DATA FOR THIS EXERCISE:
# # # # #
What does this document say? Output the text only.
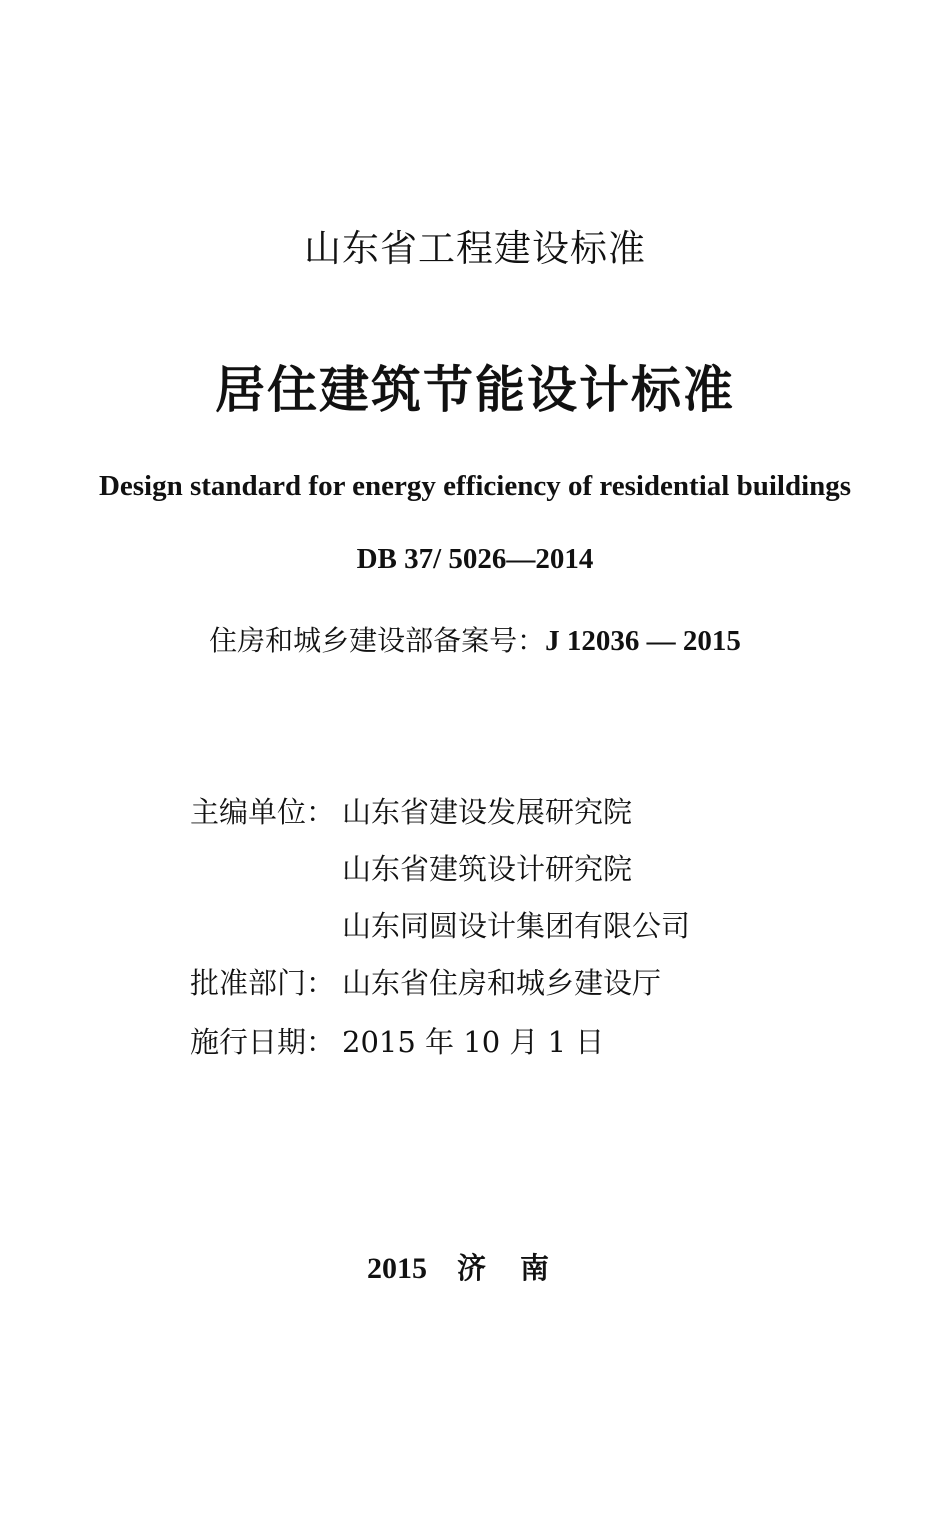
山东省工程建设标准
居住建筑节能设计标准
Design standard for energy efficiency of residential buildings
DB 37/ 5026—2014
住房和城乡建设部备案号：J 12036 — 2015
主编单位： 山东省建设发展研究院
山东省建筑设计研究院
山东同圆设计集团有限公司
批准部门： 山东省住房和城乡建设厅
施行日期： 2015 年 10 月 1 日
2015 济南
# # # # #
OBJECTIVE: Keep the pictures out and write out the records exactly.

WRITTEN REPLY:
What does this document say? Output the text only.
山东省工程建设标准
居住建筑节能设计标准
Design standard for energy efficiency of residential buildings
DB 37/ 5026—2014
住房和城乡建设部备案号：J 12036 — 2015
主编单位： 山东省建设发展研究院
山东省建筑设计研究院
山东同圆设计集团有限公司
批准部门： 山东省住房和城乡建设厅
施行日期： 2015 年 10 月 1 日
2015 济南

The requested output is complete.